[Aim of the task] Write out all of the lines below, exactly and completely.
====== Given information
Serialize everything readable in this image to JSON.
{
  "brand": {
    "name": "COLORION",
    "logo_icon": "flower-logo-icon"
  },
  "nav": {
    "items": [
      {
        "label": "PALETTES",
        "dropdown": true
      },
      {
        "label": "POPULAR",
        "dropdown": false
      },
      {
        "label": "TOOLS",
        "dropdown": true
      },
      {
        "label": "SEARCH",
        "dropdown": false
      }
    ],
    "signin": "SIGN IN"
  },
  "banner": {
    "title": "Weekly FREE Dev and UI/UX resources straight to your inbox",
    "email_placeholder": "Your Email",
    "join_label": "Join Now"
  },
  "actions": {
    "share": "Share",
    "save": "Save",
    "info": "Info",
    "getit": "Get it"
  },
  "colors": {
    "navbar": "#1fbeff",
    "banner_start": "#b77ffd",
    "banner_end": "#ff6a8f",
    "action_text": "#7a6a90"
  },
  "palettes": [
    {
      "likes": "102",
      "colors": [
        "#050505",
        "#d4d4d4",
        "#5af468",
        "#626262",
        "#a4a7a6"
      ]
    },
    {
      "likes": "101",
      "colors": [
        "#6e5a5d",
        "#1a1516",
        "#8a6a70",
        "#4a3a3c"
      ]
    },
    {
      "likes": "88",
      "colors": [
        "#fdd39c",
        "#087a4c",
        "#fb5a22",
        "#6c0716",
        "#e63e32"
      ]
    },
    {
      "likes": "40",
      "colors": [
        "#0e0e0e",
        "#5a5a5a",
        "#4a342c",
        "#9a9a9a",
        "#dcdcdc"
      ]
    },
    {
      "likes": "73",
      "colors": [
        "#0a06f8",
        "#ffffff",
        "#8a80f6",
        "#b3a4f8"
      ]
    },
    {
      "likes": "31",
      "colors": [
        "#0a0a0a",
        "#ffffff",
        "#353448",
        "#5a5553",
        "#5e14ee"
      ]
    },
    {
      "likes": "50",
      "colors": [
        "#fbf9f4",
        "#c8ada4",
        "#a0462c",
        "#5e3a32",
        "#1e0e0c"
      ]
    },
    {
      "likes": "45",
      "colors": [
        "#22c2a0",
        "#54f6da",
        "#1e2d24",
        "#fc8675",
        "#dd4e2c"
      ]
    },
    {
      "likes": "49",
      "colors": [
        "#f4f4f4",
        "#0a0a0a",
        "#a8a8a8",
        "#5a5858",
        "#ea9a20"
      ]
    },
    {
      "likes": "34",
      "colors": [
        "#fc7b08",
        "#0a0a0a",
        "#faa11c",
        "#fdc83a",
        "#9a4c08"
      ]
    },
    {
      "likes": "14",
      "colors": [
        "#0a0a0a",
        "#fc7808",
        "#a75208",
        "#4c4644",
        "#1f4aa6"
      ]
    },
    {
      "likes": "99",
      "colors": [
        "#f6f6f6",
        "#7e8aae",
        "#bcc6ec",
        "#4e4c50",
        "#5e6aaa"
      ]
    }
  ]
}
============
[Solution to this problem]
Serialize everything readable in this image to JSON.
{
  "brand": {
    "name": "COLORION",
    "logo_icon": "flower-logo-icon"
  },
  "nav": {
    "items": [
      {
        "label": "PALETTES",
        "dropdown": true
      },
      {
        "label": "POPULAR",
        "dropdown": false
      },
      {
        "label": "TOOLS",
        "dropdown": true
      },
      {
        "label": "SEARCH",
        "dropdown": false
      }
    ],
    "signin": "SIGN IN"
  },
  "banner": {
    "title": "Weekly FREE Dev and UI/UX resources straight to your inbox",
    "email_placeholder": "Your Email",
    "join_label": "Join Now"
  },
  "actions": {
    "share": "Share",
    "save": "Save",
    "info": "Info",
    "getit": "Get it"
  },
  "colors": {
    "navbar": "#1fbeff",
    "banner_start": "#b77ffd",
    "banner_end": "#ff6a8f",
    "action_text": "#7a6a90"
  },
  "palettes": [
    {
      "likes": "102",
      "colors": [
        "#050505",
        "#d4d4d4",
        "#5af468",
        "#626262",
        "#a4a7a6"
      ]
    },
    {
      "likes": "101",
      "colors": [
        "#6e5a5d",
        "#1a1516",
        "#8a6a70",
        "#4a3a3c"
      ]
    },
    {
      "likes": "88",
      "colors": [
        "#fdd39c",
        "#087a4c",
        "#fb5a22",
        "#6c0716",
        "#e63e32"
      ]
    },
    {
      "likes": "40",
      "colors": [
        "#0e0e0e",
        "#5a5a5a",
        "#4a342c",
        "#9a9a9a",
        "#dcdcdc"
      ]
    },
    {
      "likes": "73",
      "colors": [
        "#0a06f8",
        "#ffffff",
        "#8a80f6",
        "#b3a4f8"
      ]
    },
    {
      "likes": "31",
      "colors": [
        "#0a0a0a",
        "#ffffff",
        "#353448",
        "#5a5553",
        "#5e14ee"
      ]
    },
    {
      "likes": "50",
      "colors": [
        "#fbf9f4",
        "#c8ada4",
        "#a0462c",
        "#5e3a32",
        "#1e0e0c"
      ]
    },
    {
      "likes": "45",
      "colors": [
        "#22c2a0",
        "#54f6da",
        "#1e2d24",
        "#fc8675",
        "#dd4e2c"
      ]
    },
    {
      "likes": "49",
      "colors": [
        "#f4f4f4",
        "#0a0a0a",
        "#a8a8a8",
        "#5a5858",
        "#ea9a20"
      ]
    },
    {
      "likes": "34",
      "colors": [
        "#fc7b08",
        "#0a0a0a",
        "#faa11c",
        "#fdc83a",
        "#9a4c08"
      ]
    },
    {
      "likes": "14",
      "colors": [
        "#0a0a0a",
        "#fc7808",
        "#a75208",
        "#4c4644",
        "#1f4aa6"
      ]
    },
    {
      "likes": "99",
      "colors": [
        "#f6f6f6",
        "#7e8aae",
        "#bcc6ec",
        "#4e4c50",
        "#5e6aaa"
      ]
    }
  ]
}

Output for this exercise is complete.